■ **The task**
Reply with one number: the count of lines in the data that hold the string "Channel".

■ **Records for processing**

§ §

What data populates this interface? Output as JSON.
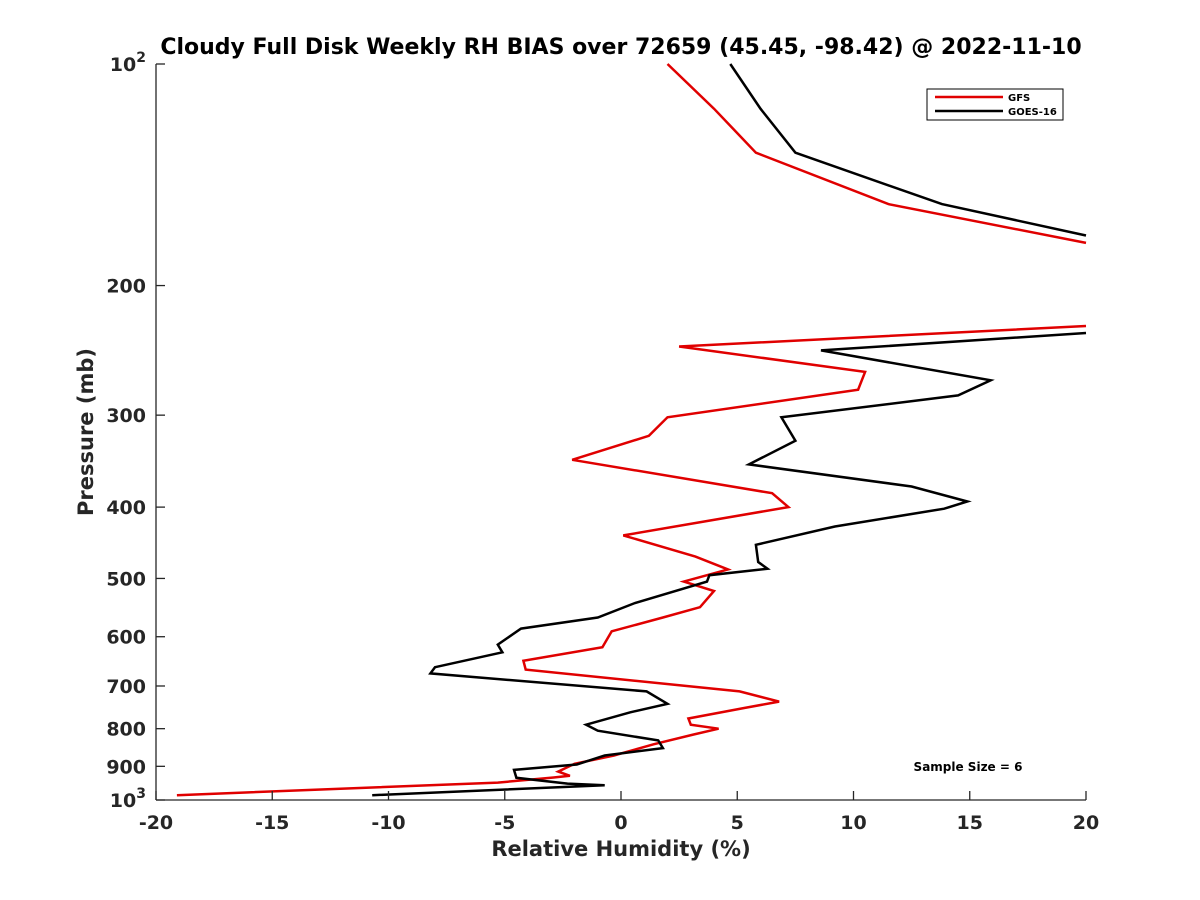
{
  "chart_data": {
    "type": "line",
    "title": "Cloudy Full Disk Weekly RH BIAS over 72659 (45.45, -98.42) @ 2022-11-10",
    "xlabel": "Relative Humidity (%)",
    "ylabel": "Pressure (mb)",
    "xlim": [
      -20,
      20
    ],
    "ylim": [
      100,
      1000
    ],
    "y_scale": "log",
    "y_reversed": true,
    "x_ticks": [
      "-20",
      "-15",
      "-10",
      "-5",
      "0",
      "5",
      "10",
      "15",
      "20"
    ],
    "y_ticks": [
      {
        "value": 100,
        "base": "10",
        "exp": "2"
      },
      {
        "value": 200,
        "label": "200"
      },
      {
        "value": 300,
        "label": "300"
      },
      {
        "value": 400,
        "label": "400"
      },
      {
        "value": 500,
        "label": "500"
      },
      {
        "value": 600,
        "label": "600"
      },
      {
        "value": 700,
        "label": "700"
      },
      {
        "value": 800,
        "label": "800"
      },
      {
        "value": 900,
        "label": "900"
      },
      {
        "value": 1000,
        "base": "10",
        "exp": "3"
      }
    ],
    "legend_position": "top-right",
    "grid": false,
    "annotation": "Sample Size = 6",
    "series": [
      {
        "name": "GFS",
        "color": "#e00000",
        "points": [
          [
            2.0,
            100
          ],
          [
            4.0,
            115
          ],
          [
            5.8,
            132
          ],
          [
            11.5,
            155
          ],
          [
            20,
            175
          ],
          [
            null,
            178
          ],
          [
            20,
            227
          ],
          [
            2.5,
            242
          ],
          [
            10.5,
            262
          ],
          [
            10.2,
            277
          ],
          [
            2.0,
            302
          ],
          [
            1.2,
            320
          ],
          [
            -2.1,
            345
          ],
          [
            6.5,
            383
          ],
          [
            7.2,
            400
          ],
          [
            0.1,
            437
          ],
          [
            3.2,
            467
          ],
          [
            4.6,
            486
          ],
          [
            2.7,
            505
          ],
          [
            4.0,
            520
          ],
          [
            3.4,
            547
          ],
          [
            1.8,
            565
          ],
          [
            -0.4,
            590
          ],
          [
            -0.8,
            620
          ],
          [
            -4.2,
            647
          ],
          [
            -4.1,
            665
          ],
          [
            5.1,
            712
          ],
          [
            6.8,
            735
          ],
          [
            5.3,
            750
          ],
          [
            2.9,
            775
          ],
          [
            3.0,
            790
          ],
          [
            4.2,
            800
          ],
          [
            3.1,
            815
          ],
          [
            1.4,
            840
          ],
          [
            -0.3,
            870
          ],
          [
            -2.0,
            893
          ],
          [
            -2.7,
            915
          ],
          [
            -2.2,
            927
          ],
          [
            -2.9,
            932
          ],
          [
            -5.3,
            947
          ],
          [
            -19.1,
            985
          ]
        ]
      },
      {
        "name": "GOES-16",
        "color": "#000000",
        "points": [
          [
            4.7,
            100
          ],
          [
            6.0,
            115
          ],
          [
            7.5,
            132
          ],
          [
            13.8,
            155
          ],
          [
            20,
            171
          ],
          [
            null,
            174
          ],
          [
            20,
            232
          ],
          [
            8.6,
            245
          ],
          [
            15.9,
            269
          ],
          [
            14.5,
            282
          ],
          [
            6.9,
            302
          ],
          [
            7.5,
            325
          ],
          [
            5.5,
            350
          ],
          [
            12.5,
            375
          ],
          [
            14.9,
            393
          ],
          [
            13.9,
            402
          ],
          [
            9.2,
            425
          ],
          [
            5.8,
            450
          ],
          [
            5.9,
            475
          ],
          [
            6.3,
            485
          ],
          [
            3.8,
            495
          ],
          [
            3.7,
            505
          ],
          [
            0.6,
            540
          ],
          [
            -1.0,
            565
          ],
          [
            -4.3,
            585
          ],
          [
            -5.3,
            615
          ],
          [
            -5.1,
            630
          ],
          [
            -8.0,
            660
          ],
          [
            -8.2,
            673
          ],
          [
            1.1,
            712
          ],
          [
            2.0,
            740
          ],
          [
            0.4,
            760
          ],
          [
            -1.5,
            790
          ],
          [
            -1.0,
            805
          ],
          [
            1.6,
            830
          ],
          [
            1.8,
            850
          ],
          [
            -0.7,
            870
          ],
          [
            -1.9,
            895
          ],
          [
            -4.6,
            910
          ],
          [
            -4.5,
            933
          ],
          [
            -2.3,
            950
          ],
          [
            -0.7,
            955
          ],
          [
            -10.7,
            985
          ]
        ]
      }
    ]
  }
}
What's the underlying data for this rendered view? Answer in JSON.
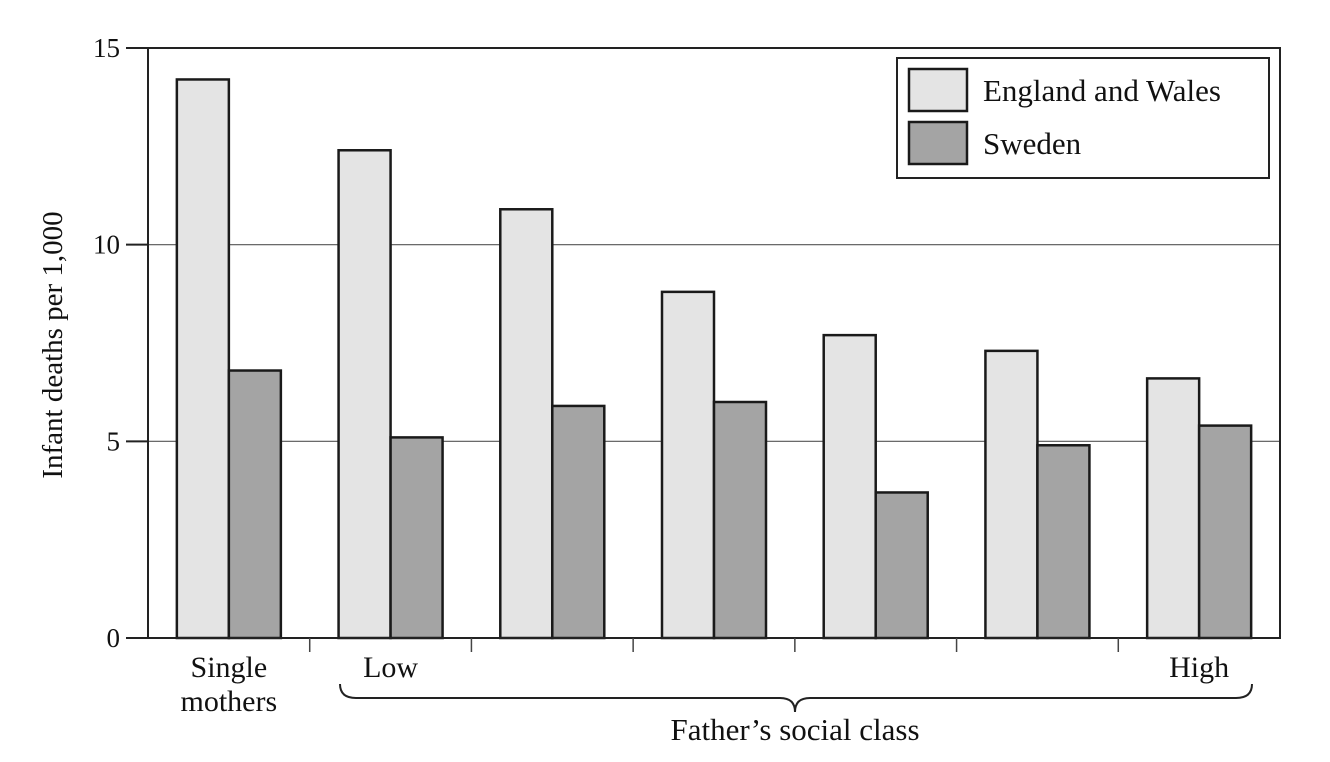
{
  "chart_data": {
    "type": "bar",
    "categories": [
      "Single mothers",
      "",
      "",
      "",
      "",
      "",
      ""
    ],
    "category_lines": [
      [
        "Single",
        "mothers"
      ],
      [
        "Low"
      ],
      [
        ""
      ],
      [
        ""
      ],
      [
        ""
      ],
      [
        ""
      ],
      [
        "High"
      ]
    ],
    "series": [
      {
        "name": "England and Wales",
        "values": [
          14.2,
          12.4,
          10.9,
          8.8,
          7.7,
          7.3,
          6.6
        ],
        "color": "#e4e4e4"
      },
      {
        "name": "Sweden",
        "values": [
          6.8,
          5.1,
          5.9,
          6.0,
          3.7,
          4.9,
          5.4
        ],
        "color": "#a4a4a4"
      }
    ],
    "ylabel": "Infant deaths per 1,000",
    "xlabel": "Father’s social class",
    "ylim": [
      0,
      15
    ],
    "yticks": [
      0,
      5,
      10,
      15
    ],
    "ytick_labels": [
      "0",
      "5",
      "10",
      "15"
    ],
    "grid": true,
    "legend": "top-right"
  }
}
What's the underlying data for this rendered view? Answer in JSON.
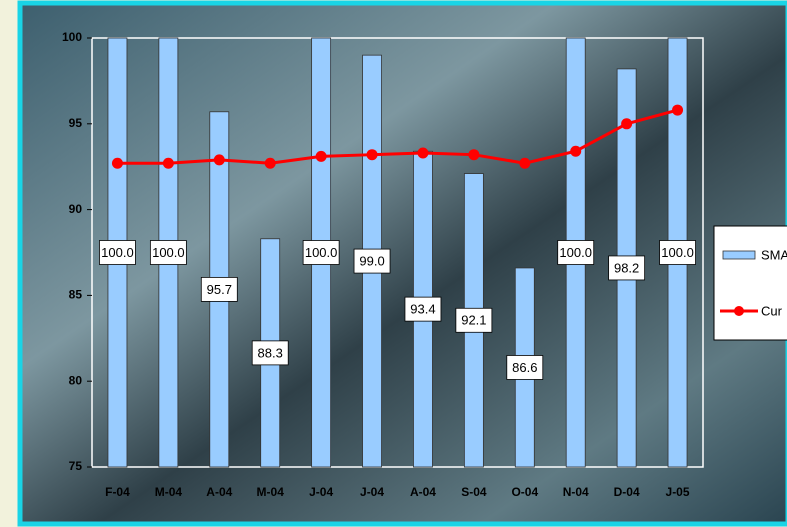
{
  "chart_data": {
    "type": "bar",
    "categories": [
      "F-04",
      "M-04",
      "A-04",
      "M-04",
      "J-04",
      "J-04",
      "A-04",
      "S-04",
      "O-04",
      "N-04",
      "D-04",
      "J-05"
    ],
    "series": [
      {
        "name": "SMA",
        "type": "bar",
        "color": "#99ccff",
        "values": [
          100,
          100,
          95.7,
          88.3,
          100,
          99.0,
          93.4,
          92.1,
          86.6,
          100,
          98.2,
          100
        ],
        "value_labels": [
          "100.0",
          "100.0",
          "95.7",
          "88.3",
          "100.0",
          "99.0",
          "93.4",
          "92.1",
          "86.6",
          "100.0",
          "98.2",
          "100.0"
        ]
      },
      {
        "name": "Cur",
        "type": "line",
        "color": "#ff0000",
        "values": [
          92.7,
          92.7,
          92.9,
          92.7,
          93.1,
          93.2,
          93.3,
          93.2,
          92.7,
          93.4,
          95.0,
          95.8
        ]
      }
    ],
    "ylim": [
      75,
      100
    ],
    "yticks": [
      75,
      80,
      85,
      90,
      95,
      100
    ],
    "legend": "right"
  }
}
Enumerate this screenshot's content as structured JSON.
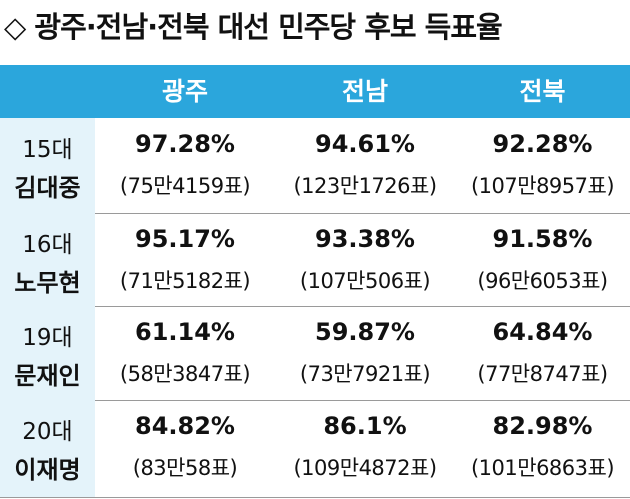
{
  "title": "◇ 광주·전남·전북 대선 민주당 후보 득표율",
  "table": {
    "columns": [
      "광주",
      "전남",
      "전북"
    ],
    "rows": [
      {
        "era": "15대",
        "name": "김대중",
        "cells": [
          {
            "pct": "97.28%",
            "votes": "(75만4159표)"
          },
          {
            "pct": "94.61%",
            "votes": "(123만1726표)"
          },
          {
            "pct": "92.28%",
            "votes": "(107만8957표)"
          }
        ]
      },
      {
        "era": "16대",
        "name": "노무현",
        "cells": [
          {
            "pct": "95.17%",
            "votes": "(71만5182표)"
          },
          {
            "pct": "93.38%",
            "votes": "(107만506표)"
          },
          {
            "pct": "91.58%",
            "votes": "(96만6053표)"
          }
        ]
      },
      {
        "era": "19대",
        "name": "문재인",
        "cells": [
          {
            "pct": "61.14%",
            "votes": "(58만3847표)"
          },
          {
            "pct": "59.87%",
            "votes": "(73만7921표)"
          },
          {
            "pct": "64.84%",
            "votes": "(77만8747표)"
          }
        ]
      },
      {
        "era": "20대",
        "name": "이재명",
        "cells": [
          {
            "pct": "84.82%",
            "votes": "(83만58표)"
          },
          {
            "pct": "86.1%",
            "votes": "(109만4872표)"
          },
          {
            "pct": "82.98%",
            "votes": "(101만6863표)"
          }
        ]
      }
    ]
  }
}
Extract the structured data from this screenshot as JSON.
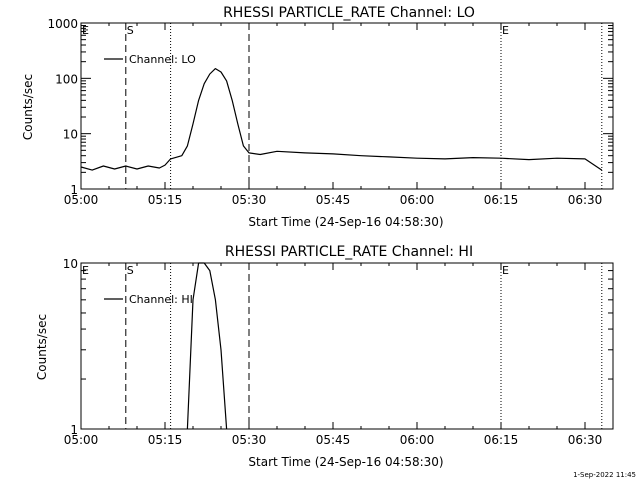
{
  "colors": {
    "background": "#ffffff",
    "ink": "#000000"
  },
  "footer": {
    "timestamp": "1-Sep-2022 11:45"
  },
  "chart_data": [
    {
      "type": "line",
      "title": "RHESSI PARTICLE_RATE Channel: LO",
      "xlabel": "Start Time (24-Sep-16 04:58:30)",
      "ylabel": "Counts/sec",
      "yscale": "log",
      "grid": false,
      "legend_position": "top-left",
      "xlim": [
        "05:00",
        "06:35"
      ],
      "ylim": [
        1,
        1000
      ],
      "x_ticks": [
        "05:00",
        "05:15",
        "05:30",
        "05:45",
        "06:00",
        "06:15",
        "06:30"
      ],
      "y_ticks": [
        "1",
        "10",
        "100",
        "1000"
      ],
      "markers": [
        {
          "label": "E",
          "time": "05:00",
          "style": "dotted"
        },
        {
          "label": "S",
          "time": "05:08",
          "style": "dashed"
        },
        {
          "label": "",
          "time": "05:16",
          "style": "dotted"
        },
        {
          "label": "",
          "time": "05:30",
          "style": "dashed"
        },
        {
          "label": "E",
          "time": "06:15",
          "style": "dotted"
        },
        {
          "label": "",
          "time": "06:33",
          "style": "dotted"
        }
      ],
      "series": [
        {
          "name": "Channel: LO",
          "x": [
            "05:00",
            "05:02",
            "05:04",
            "05:06",
            "05:08",
            "05:10",
            "05:12",
            "05:14",
            "05:15",
            "05:16",
            "05:18",
            "05:19",
            "05:20",
            "05:21",
            "05:22",
            "05:23",
            "05:24",
            "05:25",
            "05:26",
            "05:27",
            "05:28",
            "05:29",
            "05:30",
            "05:32",
            "05:35",
            "05:40",
            "05:45",
            "05:50",
            "05:55",
            "06:00",
            "06:05",
            "06:10",
            "06:15",
            "06:20",
            "06:25",
            "06:30",
            "06:33"
          ],
          "y": [
            2.5,
            2.2,
            2.6,
            2.3,
            2.6,
            2.3,
            2.6,
            2.4,
            2.7,
            3.5,
            4.0,
            6.0,
            15,
            40,
            80,
            120,
            150,
            130,
            90,
            40,
            15,
            6,
            4.5,
            4.2,
            4.8,
            4.5,
            4.3,
            4.0,
            3.8,
            3.6,
            3.5,
            3.7,
            3.6,
            3.4,
            3.6,
            3.5,
            2.2
          ]
        }
      ]
    },
    {
      "type": "line",
      "title": "RHESSI PARTICLE_RATE Channel: HI",
      "xlabel": "Start Time (24-Sep-16 04:58:30)",
      "ylabel": "Counts/sec",
      "yscale": "log",
      "grid": false,
      "legend_position": "top-left",
      "xlim": [
        "05:00",
        "06:35"
      ],
      "ylim": [
        1,
        10
      ],
      "x_ticks": [
        "05:00",
        "05:15",
        "05:30",
        "05:45",
        "06:00",
        "06:15",
        "06:30"
      ],
      "y_ticks": [
        "1",
        "10"
      ],
      "markers": [
        {
          "label": "E",
          "time": "05:00",
          "style": "dotted"
        },
        {
          "label": "S",
          "time": "05:08",
          "style": "dashed"
        },
        {
          "label": "",
          "time": "05:16",
          "style": "dotted"
        },
        {
          "label": "",
          "time": "05:30",
          "style": "dashed"
        },
        {
          "label": "E",
          "time": "06:15",
          "style": "dotted"
        },
        {
          "label": "",
          "time": "06:33",
          "style": "dotted"
        }
      ],
      "series": [
        {
          "name": "Channel: HI",
          "x": [
            "05:19",
            "05:20",
            "05:21",
            "05:22",
            "05:23",
            "05:24",
            "05:25",
            "05:26"
          ],
          "y": [
            1.0,
            6.0,
            10,
            10,
            9.0,
            6.0,
            3.0,
            1.0
          ]
        }
      ]
    }
  ]
}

§ §

■ **Exercise solution**
4